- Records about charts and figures
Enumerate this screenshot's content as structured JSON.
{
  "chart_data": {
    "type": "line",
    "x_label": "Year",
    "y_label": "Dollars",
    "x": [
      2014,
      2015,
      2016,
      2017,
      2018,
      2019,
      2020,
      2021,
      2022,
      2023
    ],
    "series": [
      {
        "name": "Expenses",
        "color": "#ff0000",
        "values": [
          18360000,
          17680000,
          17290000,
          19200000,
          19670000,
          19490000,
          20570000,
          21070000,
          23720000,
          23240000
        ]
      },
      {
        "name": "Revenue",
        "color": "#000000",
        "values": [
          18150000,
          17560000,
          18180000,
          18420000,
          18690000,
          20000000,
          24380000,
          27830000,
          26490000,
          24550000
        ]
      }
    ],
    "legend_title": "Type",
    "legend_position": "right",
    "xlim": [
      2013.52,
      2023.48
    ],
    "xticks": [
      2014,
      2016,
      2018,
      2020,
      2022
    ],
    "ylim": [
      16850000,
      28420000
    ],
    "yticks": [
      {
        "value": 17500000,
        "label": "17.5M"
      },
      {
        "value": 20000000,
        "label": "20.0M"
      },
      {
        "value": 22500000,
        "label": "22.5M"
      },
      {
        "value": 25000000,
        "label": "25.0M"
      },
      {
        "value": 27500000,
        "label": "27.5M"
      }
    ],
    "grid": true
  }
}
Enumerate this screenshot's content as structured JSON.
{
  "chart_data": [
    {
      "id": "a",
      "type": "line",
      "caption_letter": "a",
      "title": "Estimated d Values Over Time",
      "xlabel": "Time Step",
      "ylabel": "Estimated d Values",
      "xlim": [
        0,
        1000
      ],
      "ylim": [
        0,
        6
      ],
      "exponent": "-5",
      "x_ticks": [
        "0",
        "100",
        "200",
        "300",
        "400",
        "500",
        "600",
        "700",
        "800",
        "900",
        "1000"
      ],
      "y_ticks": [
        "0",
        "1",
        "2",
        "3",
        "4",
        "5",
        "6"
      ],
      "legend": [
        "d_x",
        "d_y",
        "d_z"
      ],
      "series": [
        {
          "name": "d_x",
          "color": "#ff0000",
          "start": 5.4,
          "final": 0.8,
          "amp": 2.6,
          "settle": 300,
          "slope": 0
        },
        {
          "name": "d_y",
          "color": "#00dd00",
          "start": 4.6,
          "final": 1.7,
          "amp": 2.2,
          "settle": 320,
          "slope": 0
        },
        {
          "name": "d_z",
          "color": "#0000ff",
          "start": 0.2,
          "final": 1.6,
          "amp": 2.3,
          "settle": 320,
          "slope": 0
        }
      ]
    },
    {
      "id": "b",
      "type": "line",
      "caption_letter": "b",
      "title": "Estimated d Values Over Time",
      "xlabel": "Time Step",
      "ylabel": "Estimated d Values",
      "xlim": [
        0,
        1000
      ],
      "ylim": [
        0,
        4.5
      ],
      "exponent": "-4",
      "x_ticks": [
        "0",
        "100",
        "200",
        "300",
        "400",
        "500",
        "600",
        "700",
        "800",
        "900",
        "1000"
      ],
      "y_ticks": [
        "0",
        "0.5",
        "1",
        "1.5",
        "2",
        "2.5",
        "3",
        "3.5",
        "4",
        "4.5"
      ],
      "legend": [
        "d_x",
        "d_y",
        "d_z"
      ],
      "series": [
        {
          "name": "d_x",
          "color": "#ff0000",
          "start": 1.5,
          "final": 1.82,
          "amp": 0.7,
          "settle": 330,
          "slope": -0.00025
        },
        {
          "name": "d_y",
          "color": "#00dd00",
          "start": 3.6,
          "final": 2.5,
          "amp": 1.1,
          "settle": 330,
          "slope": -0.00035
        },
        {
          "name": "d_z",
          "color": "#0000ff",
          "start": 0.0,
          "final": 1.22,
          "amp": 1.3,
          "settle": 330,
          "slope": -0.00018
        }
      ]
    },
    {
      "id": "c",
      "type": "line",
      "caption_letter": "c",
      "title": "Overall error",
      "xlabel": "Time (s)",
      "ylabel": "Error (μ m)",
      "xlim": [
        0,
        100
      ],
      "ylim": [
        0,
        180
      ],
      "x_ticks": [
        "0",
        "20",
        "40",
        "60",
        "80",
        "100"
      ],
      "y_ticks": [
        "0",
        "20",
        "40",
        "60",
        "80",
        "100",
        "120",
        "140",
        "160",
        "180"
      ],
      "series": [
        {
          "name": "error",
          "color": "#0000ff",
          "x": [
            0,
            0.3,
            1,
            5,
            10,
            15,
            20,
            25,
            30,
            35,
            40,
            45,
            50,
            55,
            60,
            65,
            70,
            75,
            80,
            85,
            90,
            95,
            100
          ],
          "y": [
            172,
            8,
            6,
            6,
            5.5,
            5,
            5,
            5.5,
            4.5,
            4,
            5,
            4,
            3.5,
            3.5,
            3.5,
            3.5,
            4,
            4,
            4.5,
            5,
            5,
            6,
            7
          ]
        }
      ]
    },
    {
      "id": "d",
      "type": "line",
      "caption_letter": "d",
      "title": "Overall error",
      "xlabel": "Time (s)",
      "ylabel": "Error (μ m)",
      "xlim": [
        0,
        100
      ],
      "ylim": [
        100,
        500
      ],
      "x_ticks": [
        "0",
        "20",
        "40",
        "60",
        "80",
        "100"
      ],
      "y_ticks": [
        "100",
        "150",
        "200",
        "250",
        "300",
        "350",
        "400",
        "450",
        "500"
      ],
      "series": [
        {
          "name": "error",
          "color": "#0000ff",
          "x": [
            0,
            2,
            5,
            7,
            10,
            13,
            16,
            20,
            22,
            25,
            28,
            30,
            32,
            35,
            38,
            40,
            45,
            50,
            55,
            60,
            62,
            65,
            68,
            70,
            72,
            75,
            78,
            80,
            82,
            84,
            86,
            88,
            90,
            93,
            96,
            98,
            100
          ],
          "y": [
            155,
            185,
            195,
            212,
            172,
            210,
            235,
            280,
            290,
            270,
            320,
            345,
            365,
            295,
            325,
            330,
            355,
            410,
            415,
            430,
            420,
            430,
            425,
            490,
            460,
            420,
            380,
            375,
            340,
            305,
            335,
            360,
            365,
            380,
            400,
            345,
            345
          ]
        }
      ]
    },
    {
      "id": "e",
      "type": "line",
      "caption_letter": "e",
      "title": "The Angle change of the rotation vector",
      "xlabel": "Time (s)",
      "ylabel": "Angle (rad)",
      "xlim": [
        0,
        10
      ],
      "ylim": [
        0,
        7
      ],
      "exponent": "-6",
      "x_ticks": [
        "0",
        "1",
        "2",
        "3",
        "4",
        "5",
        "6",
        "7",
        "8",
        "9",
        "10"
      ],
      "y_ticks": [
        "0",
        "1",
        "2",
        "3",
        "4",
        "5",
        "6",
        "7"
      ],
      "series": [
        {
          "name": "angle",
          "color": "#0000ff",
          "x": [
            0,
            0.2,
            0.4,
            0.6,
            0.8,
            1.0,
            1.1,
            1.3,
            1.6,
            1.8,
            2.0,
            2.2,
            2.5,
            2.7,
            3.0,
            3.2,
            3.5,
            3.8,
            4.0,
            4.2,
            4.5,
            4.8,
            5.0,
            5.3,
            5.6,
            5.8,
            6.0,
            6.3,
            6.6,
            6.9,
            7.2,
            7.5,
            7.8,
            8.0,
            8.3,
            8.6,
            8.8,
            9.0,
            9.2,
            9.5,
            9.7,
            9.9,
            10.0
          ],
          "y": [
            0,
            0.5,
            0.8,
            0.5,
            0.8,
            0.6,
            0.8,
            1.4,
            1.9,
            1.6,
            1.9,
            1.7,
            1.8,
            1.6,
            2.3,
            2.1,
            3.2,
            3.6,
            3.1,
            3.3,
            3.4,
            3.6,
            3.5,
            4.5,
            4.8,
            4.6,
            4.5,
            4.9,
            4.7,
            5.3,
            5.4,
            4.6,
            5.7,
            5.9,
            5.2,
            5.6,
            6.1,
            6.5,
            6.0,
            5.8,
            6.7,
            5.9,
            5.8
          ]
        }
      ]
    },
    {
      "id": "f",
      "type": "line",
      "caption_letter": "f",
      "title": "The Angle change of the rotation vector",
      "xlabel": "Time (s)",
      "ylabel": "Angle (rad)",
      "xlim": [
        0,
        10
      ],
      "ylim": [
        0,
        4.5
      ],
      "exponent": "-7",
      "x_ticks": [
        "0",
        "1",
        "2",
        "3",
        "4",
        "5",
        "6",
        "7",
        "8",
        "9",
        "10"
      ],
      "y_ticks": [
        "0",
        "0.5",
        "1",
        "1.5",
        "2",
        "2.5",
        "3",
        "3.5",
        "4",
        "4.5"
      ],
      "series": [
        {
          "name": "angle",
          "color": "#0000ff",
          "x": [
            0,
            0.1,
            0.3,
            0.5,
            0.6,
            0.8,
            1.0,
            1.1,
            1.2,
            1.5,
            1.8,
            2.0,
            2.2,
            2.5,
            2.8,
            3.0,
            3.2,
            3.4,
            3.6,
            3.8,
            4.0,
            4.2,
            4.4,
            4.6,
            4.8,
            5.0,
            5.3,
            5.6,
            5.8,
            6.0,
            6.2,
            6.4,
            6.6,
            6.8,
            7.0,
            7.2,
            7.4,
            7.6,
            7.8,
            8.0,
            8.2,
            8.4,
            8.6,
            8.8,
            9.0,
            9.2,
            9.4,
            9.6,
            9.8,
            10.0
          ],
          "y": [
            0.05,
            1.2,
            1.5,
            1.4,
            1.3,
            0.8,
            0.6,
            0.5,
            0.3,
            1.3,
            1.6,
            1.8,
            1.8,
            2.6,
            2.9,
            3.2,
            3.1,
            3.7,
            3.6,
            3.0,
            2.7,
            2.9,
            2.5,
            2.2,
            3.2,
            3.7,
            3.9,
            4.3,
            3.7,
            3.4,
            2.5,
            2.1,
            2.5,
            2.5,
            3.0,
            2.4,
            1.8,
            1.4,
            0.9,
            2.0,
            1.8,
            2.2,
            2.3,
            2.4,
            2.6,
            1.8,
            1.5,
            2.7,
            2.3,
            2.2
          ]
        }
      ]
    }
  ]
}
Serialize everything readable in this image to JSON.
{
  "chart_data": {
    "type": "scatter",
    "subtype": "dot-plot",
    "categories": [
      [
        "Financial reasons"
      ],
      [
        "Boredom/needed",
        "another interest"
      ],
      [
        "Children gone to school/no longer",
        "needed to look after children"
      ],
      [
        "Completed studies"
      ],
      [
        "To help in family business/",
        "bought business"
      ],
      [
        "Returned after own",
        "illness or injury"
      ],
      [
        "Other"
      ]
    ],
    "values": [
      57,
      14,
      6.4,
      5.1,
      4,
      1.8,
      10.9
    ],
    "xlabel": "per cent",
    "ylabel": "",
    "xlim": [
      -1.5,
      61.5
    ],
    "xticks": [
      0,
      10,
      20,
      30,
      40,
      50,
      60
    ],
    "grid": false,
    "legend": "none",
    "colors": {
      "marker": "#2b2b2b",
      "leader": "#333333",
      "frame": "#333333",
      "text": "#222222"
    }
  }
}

- TO BE DONE
Which lines above hold the word "exponent"? Copy each of them.

- IN RESPONSE
      "exponent": "-5",
      "exponent": "-4",
      "exponent": "-6",
      "exponent": "-7",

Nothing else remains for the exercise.